Extracted entries:
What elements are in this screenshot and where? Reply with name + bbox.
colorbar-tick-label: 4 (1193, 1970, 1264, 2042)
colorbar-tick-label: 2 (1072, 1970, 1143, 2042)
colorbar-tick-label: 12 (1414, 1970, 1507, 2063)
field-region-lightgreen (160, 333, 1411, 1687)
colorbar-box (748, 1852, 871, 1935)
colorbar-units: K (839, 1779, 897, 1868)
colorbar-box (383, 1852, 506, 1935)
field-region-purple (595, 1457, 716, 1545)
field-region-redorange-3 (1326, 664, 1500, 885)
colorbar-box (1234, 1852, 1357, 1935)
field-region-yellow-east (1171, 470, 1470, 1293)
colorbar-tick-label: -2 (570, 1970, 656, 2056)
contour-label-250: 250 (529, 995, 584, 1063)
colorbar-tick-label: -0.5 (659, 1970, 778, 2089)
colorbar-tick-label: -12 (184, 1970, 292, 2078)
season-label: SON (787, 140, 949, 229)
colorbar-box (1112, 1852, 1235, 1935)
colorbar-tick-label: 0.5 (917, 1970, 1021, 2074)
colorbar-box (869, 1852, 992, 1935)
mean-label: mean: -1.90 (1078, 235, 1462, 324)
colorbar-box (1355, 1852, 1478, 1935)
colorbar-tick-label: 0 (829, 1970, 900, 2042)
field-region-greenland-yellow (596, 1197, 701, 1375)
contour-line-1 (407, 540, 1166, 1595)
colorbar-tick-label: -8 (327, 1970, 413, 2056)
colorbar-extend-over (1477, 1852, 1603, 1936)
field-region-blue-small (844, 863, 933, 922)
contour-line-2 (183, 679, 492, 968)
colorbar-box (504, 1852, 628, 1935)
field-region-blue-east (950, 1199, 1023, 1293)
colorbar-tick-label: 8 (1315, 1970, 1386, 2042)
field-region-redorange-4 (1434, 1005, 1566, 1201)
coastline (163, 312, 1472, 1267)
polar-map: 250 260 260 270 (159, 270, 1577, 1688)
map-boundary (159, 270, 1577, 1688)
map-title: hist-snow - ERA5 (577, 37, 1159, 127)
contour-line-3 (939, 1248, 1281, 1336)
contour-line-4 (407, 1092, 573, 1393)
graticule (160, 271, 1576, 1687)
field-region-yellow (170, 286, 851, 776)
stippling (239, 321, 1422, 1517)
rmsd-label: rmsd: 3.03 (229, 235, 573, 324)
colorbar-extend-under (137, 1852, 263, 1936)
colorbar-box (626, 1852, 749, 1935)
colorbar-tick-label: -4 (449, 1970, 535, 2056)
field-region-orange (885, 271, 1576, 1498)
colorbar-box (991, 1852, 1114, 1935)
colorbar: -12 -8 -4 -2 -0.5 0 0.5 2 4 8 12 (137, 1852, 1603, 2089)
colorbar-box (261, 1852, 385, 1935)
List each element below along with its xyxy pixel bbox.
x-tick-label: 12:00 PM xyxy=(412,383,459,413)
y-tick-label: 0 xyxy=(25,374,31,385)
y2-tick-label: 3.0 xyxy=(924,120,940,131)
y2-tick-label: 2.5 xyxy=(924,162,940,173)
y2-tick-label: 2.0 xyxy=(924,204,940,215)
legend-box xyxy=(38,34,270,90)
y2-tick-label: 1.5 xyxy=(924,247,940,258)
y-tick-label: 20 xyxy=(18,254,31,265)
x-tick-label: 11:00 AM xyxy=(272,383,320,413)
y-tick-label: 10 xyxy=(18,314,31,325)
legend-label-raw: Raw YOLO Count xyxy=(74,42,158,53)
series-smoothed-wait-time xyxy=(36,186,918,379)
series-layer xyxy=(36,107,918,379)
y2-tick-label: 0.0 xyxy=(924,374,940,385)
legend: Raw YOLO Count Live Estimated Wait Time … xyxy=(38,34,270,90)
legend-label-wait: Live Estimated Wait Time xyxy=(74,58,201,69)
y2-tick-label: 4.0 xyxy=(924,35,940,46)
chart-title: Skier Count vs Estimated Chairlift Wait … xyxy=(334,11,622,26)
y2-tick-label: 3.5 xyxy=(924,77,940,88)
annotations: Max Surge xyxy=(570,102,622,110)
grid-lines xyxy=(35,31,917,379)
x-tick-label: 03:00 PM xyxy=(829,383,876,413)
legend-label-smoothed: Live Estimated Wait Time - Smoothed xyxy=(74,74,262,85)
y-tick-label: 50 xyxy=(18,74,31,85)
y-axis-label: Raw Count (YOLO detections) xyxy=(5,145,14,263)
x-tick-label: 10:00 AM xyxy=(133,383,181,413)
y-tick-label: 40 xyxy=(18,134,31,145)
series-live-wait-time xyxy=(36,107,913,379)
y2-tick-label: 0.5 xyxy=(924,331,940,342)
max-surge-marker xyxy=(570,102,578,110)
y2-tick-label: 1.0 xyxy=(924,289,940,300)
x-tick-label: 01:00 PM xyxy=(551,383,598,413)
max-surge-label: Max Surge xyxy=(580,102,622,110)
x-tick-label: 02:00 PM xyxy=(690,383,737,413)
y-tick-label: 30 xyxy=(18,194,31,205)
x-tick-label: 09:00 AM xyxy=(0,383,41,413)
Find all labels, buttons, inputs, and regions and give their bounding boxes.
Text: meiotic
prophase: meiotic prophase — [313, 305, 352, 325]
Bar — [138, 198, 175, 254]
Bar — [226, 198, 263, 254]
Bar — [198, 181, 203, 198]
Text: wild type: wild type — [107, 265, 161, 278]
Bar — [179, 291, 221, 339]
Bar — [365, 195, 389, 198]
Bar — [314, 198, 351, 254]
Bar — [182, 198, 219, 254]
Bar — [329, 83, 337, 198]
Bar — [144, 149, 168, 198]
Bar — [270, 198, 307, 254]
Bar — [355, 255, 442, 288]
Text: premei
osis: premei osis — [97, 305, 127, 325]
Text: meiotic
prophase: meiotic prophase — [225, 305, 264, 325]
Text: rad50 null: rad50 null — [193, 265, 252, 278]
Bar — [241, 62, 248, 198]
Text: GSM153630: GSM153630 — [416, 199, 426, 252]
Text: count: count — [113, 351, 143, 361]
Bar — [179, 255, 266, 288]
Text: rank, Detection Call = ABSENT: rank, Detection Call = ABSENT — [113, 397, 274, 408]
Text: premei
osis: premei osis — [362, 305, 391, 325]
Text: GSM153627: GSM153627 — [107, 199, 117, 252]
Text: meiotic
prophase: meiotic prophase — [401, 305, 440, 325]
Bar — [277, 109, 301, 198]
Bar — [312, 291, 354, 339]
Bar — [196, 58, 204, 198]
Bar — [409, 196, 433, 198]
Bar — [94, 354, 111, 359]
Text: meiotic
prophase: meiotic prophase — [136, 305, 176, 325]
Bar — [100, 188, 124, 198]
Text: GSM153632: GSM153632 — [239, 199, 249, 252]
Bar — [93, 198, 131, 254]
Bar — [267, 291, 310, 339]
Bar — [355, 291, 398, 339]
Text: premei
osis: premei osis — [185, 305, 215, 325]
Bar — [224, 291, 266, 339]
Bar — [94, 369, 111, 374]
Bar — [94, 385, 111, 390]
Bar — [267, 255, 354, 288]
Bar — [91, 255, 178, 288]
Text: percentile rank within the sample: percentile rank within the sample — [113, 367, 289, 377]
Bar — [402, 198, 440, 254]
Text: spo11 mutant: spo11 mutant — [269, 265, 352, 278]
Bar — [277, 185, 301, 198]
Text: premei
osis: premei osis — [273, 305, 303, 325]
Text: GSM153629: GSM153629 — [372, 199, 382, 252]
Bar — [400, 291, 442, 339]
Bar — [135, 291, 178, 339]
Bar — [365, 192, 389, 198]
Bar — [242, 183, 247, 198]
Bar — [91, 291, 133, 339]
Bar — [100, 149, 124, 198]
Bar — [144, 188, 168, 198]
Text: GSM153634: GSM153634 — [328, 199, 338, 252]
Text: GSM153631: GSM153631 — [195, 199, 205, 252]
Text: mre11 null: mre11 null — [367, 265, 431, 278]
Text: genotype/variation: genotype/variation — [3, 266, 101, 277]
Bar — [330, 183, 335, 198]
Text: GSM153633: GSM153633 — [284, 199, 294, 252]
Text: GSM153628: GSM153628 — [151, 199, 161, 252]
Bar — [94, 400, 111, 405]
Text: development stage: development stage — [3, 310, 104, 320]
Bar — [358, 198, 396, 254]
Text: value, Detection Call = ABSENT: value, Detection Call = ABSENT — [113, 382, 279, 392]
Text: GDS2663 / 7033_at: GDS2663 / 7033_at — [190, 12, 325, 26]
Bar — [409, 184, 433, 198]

What is asked: Take the items from their first line through the line containing "colorbar-tick-label: 0 (829, 1970, 900, 2042)", and output those lines with every "colorbar-box" replaced by "colorbar-swatch" and all other text unchanged.

The solution:
What elements are in this screenshot and where? Reply with name + bbox.
colorbar-tick-label: 4 (1193, 1970, 1264, 2042)
colorbar-tick-label: 2 (1072, 1970, 1143, 2042)
colorbar-tick-label: 12 (1414, 1970, 1507, 2063)
field-region-lightgreen (160, 333, 1411, 1687)
colorbar-swatch (748, 1852, 871, 1935)
colorbar-units: K (839, 1779, 897, 1868)
colorbar-swatch (383, 1852, 506, 1935)
field-region-purple (595, 1457, 716, 1545)
field-region-redorange-3 (1326, 664, 1500, 885)
colorbar-swatch (1234, 1852, 1357, 1935)
field-region-yellow-east (1171, 470, 1470, 1293)
colorbar-tick-label: -2 (570, 1970, 656, 2056)
contour-label-250: 250 (529, 995, 584, 1063)
colorbar-tick-label: -0.5 (659, 1970, 778, 2089)
colorbar-tick-label: -12 (184, 1970, 292, 2078)
season-label: SON (787, 140, 949, 229)
colorbar-swatch (1112, 1852, 1235, 1935)
colorbar-tick-label: 0.5 (917, 1970, 1021, 2074)
colorbar-swatch (869, 1852, 992, 1935)
mean-label: mean: -1.90 (1078, 235, 1462, 324)
colorbar-swatch (1355, 1852, 1478, 1935)
colorbar-tick-label: 0 (829, 1970, 900, 2042)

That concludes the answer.